YOUR OBJECTIVE: Restate the entries below verbatim.

Saved entries:

——

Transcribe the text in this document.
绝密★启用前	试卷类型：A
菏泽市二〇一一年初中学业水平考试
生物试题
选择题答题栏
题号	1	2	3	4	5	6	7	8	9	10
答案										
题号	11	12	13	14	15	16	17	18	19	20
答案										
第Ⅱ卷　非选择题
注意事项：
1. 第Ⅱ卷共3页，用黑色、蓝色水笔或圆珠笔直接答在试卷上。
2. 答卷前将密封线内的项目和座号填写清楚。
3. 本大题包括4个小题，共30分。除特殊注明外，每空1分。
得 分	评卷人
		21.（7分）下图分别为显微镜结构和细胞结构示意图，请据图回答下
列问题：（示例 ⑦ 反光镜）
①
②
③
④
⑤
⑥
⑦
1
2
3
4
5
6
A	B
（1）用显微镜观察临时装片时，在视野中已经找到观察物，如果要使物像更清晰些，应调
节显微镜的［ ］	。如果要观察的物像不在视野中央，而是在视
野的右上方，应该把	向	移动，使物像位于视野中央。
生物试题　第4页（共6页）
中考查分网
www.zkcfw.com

——

SOLUTION:
Transcribe the text in this document.
绝密★启用前	试卷类型：A
菏泽市二〇一一年初中学业水平考试
生物试题
选择题答题栏
题号	1	2	3	4	5	6	7	8	9	10
答案										
题号	11	12	13	14	15	16	17	18	19	20
答案										
第Ⅱ卷　非选择题
注意事项：
1. 第Ⅱ卷共3页，用黑色、蓝色水笔或圆珠笔直接答在试卷上。
2. 答卷前将密封线内的项目和座号填写清楚。
3. 本大题包括4个小题，共30分。除特殊注明外，每空1分。
得 分	评卷人
		21.（7分）下图分别为显微镜结构和细胞结构示意图，请据图回答下
列问题：（示例 ⑦ 反光镜）
①
②
③
④
⑤
⑥
⑦
1
2
3
4
5
6
A	B
（1）用显微镜观察临时装片时，在视野中已经找到观察物，如果要使物像更清晰些，应调
节显微镜的［ ］	。如果要观察的物像不在视野中央，而是在视
野的右上方，应该把	向	移动，使物像位于视野中央。
生物试题　第4页（共6页）
中考查分网
www.zkcfw.com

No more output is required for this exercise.